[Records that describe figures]
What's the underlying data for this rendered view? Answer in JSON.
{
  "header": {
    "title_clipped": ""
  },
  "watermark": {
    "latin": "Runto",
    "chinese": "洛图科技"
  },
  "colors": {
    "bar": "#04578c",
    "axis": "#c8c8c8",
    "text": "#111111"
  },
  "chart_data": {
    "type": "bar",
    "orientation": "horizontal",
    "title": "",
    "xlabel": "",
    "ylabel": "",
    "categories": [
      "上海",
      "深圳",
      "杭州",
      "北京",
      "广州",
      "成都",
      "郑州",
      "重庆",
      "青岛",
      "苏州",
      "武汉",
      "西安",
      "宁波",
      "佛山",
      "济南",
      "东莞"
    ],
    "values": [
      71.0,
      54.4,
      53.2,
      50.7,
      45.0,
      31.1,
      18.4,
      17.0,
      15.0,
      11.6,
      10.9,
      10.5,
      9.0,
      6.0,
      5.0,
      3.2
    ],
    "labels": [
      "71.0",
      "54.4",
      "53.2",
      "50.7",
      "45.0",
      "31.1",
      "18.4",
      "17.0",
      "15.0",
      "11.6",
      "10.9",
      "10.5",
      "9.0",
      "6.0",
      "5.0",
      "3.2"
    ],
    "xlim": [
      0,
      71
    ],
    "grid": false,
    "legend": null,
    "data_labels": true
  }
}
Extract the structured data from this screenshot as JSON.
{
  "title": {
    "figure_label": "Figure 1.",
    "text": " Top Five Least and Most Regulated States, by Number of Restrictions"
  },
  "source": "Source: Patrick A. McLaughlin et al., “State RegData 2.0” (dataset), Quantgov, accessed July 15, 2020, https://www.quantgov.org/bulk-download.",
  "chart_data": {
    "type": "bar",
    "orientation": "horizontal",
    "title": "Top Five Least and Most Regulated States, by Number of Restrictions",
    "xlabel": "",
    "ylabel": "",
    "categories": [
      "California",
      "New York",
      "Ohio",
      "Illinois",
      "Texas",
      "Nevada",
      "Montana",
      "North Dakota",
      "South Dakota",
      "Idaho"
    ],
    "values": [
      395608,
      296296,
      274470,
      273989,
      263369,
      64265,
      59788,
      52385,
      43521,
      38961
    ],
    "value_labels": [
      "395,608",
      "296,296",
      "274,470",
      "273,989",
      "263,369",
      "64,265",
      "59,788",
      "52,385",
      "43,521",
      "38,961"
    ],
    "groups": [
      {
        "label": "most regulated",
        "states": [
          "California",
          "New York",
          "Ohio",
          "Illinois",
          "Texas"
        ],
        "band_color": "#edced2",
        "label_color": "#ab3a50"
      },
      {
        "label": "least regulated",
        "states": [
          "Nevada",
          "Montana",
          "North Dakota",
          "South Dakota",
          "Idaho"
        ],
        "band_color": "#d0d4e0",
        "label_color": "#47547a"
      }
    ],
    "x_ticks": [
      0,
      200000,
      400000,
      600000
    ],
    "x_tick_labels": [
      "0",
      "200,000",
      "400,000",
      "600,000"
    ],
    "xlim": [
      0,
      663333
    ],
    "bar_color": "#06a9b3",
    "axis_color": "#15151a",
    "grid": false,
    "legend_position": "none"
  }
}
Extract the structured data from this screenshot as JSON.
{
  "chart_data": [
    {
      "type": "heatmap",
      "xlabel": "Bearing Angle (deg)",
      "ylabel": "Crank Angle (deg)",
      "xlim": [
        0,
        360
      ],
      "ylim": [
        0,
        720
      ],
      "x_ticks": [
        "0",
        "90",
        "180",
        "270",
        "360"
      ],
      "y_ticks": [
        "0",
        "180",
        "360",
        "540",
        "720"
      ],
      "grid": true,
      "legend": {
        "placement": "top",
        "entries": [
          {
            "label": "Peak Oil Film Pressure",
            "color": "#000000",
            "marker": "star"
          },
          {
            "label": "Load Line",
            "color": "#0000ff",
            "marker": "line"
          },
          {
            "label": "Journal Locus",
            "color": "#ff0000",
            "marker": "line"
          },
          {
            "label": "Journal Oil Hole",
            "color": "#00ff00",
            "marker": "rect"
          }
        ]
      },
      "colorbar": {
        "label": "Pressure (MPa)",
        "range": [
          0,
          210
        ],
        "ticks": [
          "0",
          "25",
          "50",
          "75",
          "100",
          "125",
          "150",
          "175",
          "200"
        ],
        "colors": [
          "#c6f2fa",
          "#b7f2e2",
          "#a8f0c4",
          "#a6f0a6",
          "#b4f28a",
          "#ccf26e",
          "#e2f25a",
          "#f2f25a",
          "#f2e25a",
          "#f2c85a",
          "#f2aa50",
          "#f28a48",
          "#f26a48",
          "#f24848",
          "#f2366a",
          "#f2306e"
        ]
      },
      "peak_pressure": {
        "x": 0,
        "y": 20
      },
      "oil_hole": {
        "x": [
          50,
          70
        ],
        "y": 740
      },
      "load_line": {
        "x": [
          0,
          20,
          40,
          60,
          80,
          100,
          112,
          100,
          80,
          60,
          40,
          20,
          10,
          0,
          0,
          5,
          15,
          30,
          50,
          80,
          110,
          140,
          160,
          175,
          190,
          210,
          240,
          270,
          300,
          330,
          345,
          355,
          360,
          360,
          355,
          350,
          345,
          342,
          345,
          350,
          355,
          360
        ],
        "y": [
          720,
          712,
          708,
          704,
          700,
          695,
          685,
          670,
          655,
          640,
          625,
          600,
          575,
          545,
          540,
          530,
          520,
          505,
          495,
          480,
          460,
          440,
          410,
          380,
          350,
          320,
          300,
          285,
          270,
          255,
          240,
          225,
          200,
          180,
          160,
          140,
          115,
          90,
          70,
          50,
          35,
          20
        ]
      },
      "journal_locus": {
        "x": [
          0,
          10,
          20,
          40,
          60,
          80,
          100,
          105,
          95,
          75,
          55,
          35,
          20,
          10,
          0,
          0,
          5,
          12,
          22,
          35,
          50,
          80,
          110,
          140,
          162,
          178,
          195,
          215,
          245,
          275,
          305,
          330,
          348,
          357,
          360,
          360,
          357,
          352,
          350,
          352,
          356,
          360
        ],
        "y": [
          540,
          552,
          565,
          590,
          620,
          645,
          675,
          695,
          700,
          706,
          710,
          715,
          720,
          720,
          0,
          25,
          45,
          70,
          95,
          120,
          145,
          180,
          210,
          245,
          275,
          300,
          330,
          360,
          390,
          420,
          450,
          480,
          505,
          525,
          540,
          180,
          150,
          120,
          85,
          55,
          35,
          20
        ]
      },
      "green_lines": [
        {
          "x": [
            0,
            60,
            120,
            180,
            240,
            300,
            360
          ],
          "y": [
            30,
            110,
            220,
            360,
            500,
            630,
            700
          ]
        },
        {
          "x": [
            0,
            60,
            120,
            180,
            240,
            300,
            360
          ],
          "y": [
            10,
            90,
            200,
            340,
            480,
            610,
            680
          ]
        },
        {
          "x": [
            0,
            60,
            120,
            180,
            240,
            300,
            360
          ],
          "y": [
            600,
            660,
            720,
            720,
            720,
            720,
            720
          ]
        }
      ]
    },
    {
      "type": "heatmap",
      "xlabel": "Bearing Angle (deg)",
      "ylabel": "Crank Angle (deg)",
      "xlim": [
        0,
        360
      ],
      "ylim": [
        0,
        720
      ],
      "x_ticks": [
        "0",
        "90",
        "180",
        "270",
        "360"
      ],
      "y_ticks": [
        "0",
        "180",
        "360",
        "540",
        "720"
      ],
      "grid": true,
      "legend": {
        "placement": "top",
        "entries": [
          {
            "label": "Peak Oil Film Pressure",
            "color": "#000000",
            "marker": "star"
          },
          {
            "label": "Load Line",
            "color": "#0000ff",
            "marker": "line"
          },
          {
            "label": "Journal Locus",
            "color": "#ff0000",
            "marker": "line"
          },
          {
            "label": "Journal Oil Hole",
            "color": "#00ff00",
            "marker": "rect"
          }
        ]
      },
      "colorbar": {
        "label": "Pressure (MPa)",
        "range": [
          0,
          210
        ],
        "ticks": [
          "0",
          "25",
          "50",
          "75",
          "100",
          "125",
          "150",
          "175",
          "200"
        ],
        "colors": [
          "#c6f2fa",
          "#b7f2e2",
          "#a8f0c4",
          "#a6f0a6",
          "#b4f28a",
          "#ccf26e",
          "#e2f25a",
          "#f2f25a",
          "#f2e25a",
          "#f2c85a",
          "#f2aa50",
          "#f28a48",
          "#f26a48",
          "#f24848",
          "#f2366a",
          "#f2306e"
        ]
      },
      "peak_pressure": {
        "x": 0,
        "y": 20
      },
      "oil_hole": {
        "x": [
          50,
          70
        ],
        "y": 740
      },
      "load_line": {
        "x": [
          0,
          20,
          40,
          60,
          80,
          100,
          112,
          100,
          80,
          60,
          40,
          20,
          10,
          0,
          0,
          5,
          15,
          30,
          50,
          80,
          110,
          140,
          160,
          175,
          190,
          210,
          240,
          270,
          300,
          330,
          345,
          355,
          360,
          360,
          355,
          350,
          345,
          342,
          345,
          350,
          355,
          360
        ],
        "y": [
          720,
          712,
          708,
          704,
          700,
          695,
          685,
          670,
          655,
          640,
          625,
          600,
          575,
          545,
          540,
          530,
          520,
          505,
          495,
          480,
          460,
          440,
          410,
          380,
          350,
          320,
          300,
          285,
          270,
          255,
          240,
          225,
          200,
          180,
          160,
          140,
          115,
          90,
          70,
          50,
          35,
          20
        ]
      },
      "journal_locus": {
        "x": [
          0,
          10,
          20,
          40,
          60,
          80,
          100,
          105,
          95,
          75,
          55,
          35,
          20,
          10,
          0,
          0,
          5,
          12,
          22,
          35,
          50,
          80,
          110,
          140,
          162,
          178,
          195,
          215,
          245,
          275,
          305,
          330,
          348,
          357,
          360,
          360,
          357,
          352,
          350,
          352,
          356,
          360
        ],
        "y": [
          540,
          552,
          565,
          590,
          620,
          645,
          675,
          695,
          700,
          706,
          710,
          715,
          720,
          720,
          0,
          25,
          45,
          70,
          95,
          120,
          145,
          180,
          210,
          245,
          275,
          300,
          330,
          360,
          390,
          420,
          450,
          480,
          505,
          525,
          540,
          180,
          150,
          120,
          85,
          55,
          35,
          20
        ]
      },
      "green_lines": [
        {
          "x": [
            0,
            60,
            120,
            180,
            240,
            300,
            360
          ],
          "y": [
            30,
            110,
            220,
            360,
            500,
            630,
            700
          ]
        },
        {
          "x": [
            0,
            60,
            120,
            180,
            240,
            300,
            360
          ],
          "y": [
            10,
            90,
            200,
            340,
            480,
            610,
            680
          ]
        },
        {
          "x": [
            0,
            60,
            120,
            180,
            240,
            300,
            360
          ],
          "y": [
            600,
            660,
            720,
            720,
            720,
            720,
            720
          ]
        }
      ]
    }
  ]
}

> [Written problem]: Which lines contain the word "Restrictions"? Copy each one.

> [Task response]:
    "text": " Top Five Least and Most Regulated States, by Number of Restrictions"
    "title": "Top Five Least and Most Regulated States, by Number of Restrictions",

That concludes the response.